Work instructions: Copy each of the entries below faithfully, setting aside any pictures.

[Records from a data source]
+ + + + +

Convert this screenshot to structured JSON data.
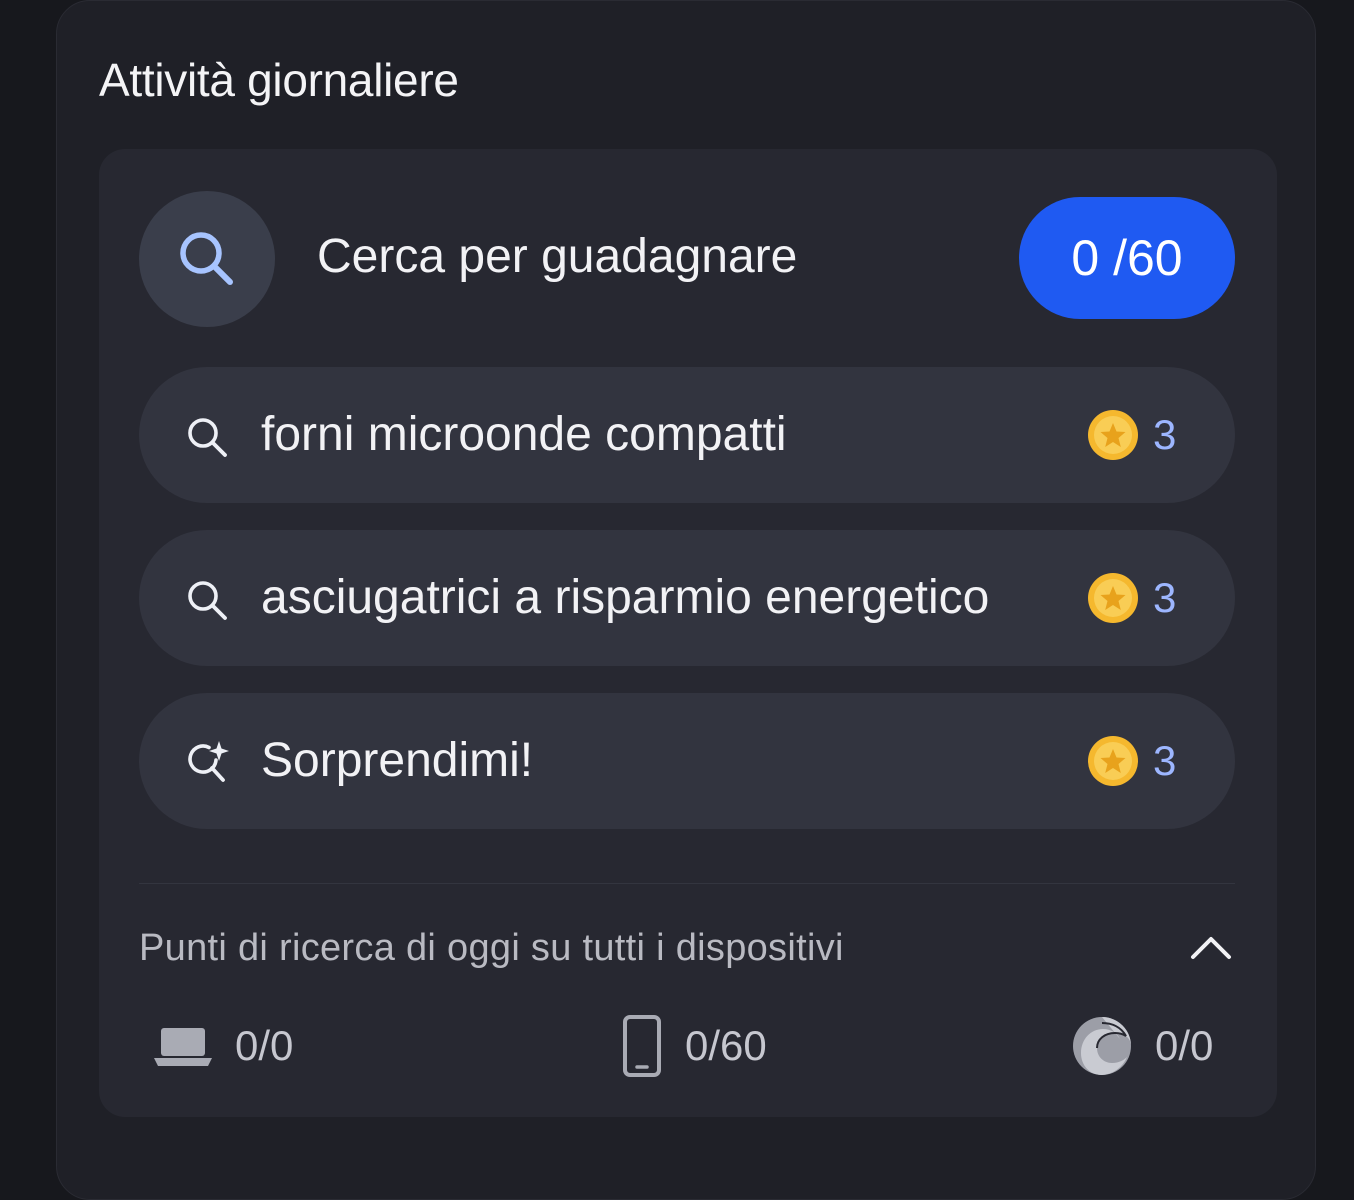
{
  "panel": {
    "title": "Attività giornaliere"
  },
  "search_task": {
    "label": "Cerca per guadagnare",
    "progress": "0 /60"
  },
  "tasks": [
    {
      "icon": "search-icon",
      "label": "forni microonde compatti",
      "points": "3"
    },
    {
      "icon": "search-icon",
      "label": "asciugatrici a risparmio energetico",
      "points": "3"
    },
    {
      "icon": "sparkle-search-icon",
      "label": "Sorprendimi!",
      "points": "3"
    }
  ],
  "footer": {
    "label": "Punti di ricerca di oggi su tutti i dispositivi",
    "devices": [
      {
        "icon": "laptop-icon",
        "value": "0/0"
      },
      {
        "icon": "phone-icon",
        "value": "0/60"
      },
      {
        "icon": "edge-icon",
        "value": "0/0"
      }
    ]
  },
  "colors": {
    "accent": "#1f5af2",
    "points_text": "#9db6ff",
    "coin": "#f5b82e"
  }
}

+ + + + +

Result below:
Convert this screenshot to structured JSON data.
{
  "panel": {
    "title": "Attività giornaliere"
  },
  "search_task": {
    "label": "Cerca per guadagnare",
    "progress": "0 /60"
  },
  "tasks": [
    {
      "icon": "search-icon",
      "label": "forni microonde compatti",
      "points": "3"
    },
    {
      "icon": "search-icon",
      "label": "asciugatrici a risparmio energetico",
      "points": "3"
    },
    {
      "icon": "sparkle-search-icon",
      "label": "Sorprendimi!",
      "points": "3"
    }
  ],
  "footer": {
    "label": "Punti di ricerca di oggi su tutti i dispositivi",
    "devices": [
      {
        "icon": "laptop-icon",
        "value": "0/0"
      },
      {
        "icon": "phone-icon",
        "value": "0/60"
      },
      {
        "icon": "edge-icon",
        "value": "0/0"
      }
    ]
  },
  "colors": {
    "accent": "#1f5af2",
    "points_text": "#9db6ff",
    "coin": "#f5b82e"
  }
}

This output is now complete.